Write out the material exactly, without any of its pictures.

——————————

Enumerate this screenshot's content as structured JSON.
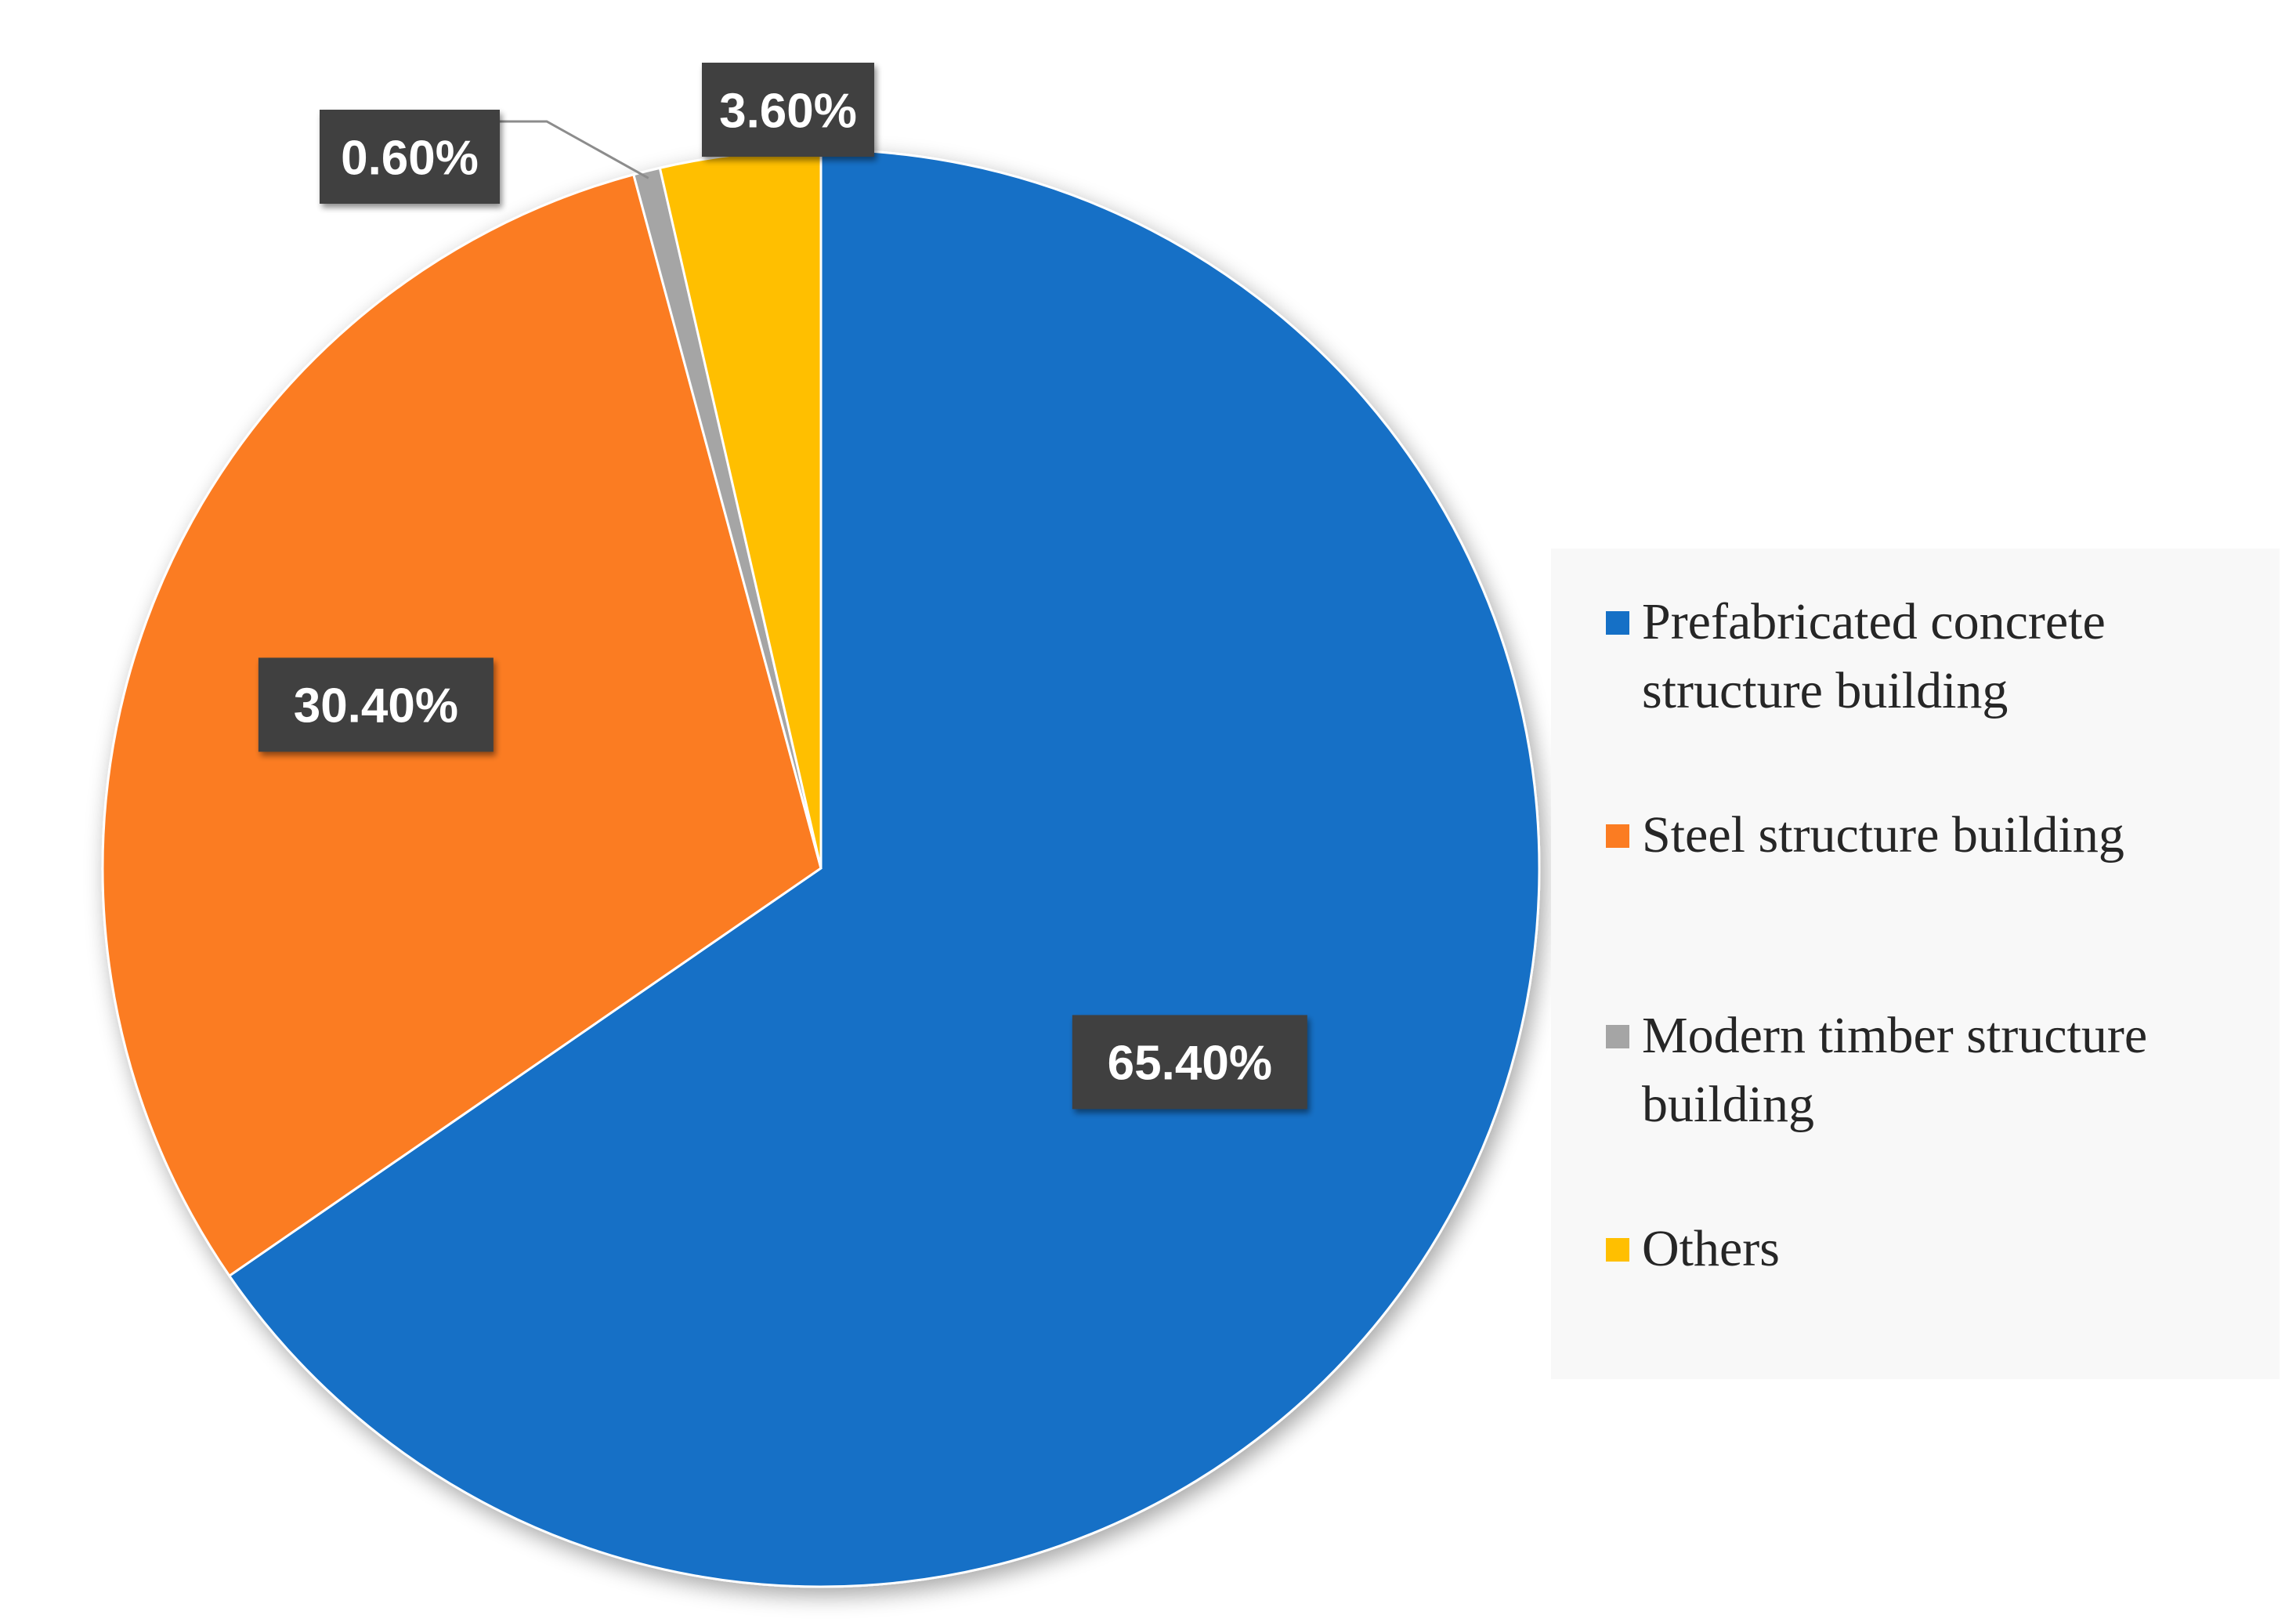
{
  "chart_data": {
    "type": "pie",
    "title": "",
    "start_angle_deg": 0,
    "direction": "clockwise",
    "legend_position": "right",
    "slices": [
      {
        "label": "Prefabricated concrete structure building",
        "value": 65.4,
        "display": "65.40%",
        "color": "#1570c6"
      },
      {
        "label": "Steel structure building",
        "value": 30.4,
        "display": "30.40%",
        "color": "#fb7c22"
      },
      {
        "label": "Modern timber structure building",
        "value": 0.6,
        "display": "0.60%",
        "color": "#a5a5a5"
      },
      {
        "label": "Others",
        "value": 3.6,
        "display": "3.60%",
        "color": "#ffbf00"
      }
    ]
  },
  "legend": {
    "items": [
      {
        "label": "Prefabricated concrete structure building",
        "color": "#1570c6"
      },
      {
        "label": "Steel structure building",
        "color": "#fb7c22"
      },
      {
        "label": "Modern timber structure building",
        "color": "#a5a5a5"
      },
      {
        "label": "Others",
        "color": "#ffbf00"
      }
    ]
  },
  "label_style": {
    "box_color": "#404040",
    "text_color": "#ffffff",
    "leader_color": "#8c8c8c"
  }
}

——————————

[FULL SOLUTION]
Enumerate this screenshot's content as structured JSON.
{
  "chart_data": {
    "type": "pie",
    "title": "",
    "start_angle_deg": 0,
    "direction": "clockwise",
    "legend_position": "right",
    "slices": [
      {
        "label": "Prefabricated concrete structure building",
        "value": 65.4,
        "display": "65.40%",
        "color": "#1570c6"
      },
      {
        "label": "Steel structure building",
        "value": 30.4,
        "display": "30.40%",
        "color": "#fb7c22"
      },
      {
        "label": "Modern timber structure building",
        "value": 0.6,
        "display": "0.60%",
        "color": "#a5a5a5"
      },
      {
        "label": "Others",
        "value": 3.6,
        "display": "3.60%",
        "color": "#ffbf00"
      }
    ]
  },
  "legend": {
    "items": [
      {
        "label": "Prefabricated concrete structure building",
        "color": "#1570c6"
      },
      {
        "label": "Steel structure building",
        "color": "#fb7c22"
      },
      {
        "label": "Modern timber structure building",
        "color": "#a5a5a5"
      },
      {
        "label": "Others",
        "color": "#ffbf00"
      }
    ]
  },
  "label_style": {
    "box_color": "#404040",
    "text_color": "#ffffff",
    "leader_color": "#8c8c8c"
  }
}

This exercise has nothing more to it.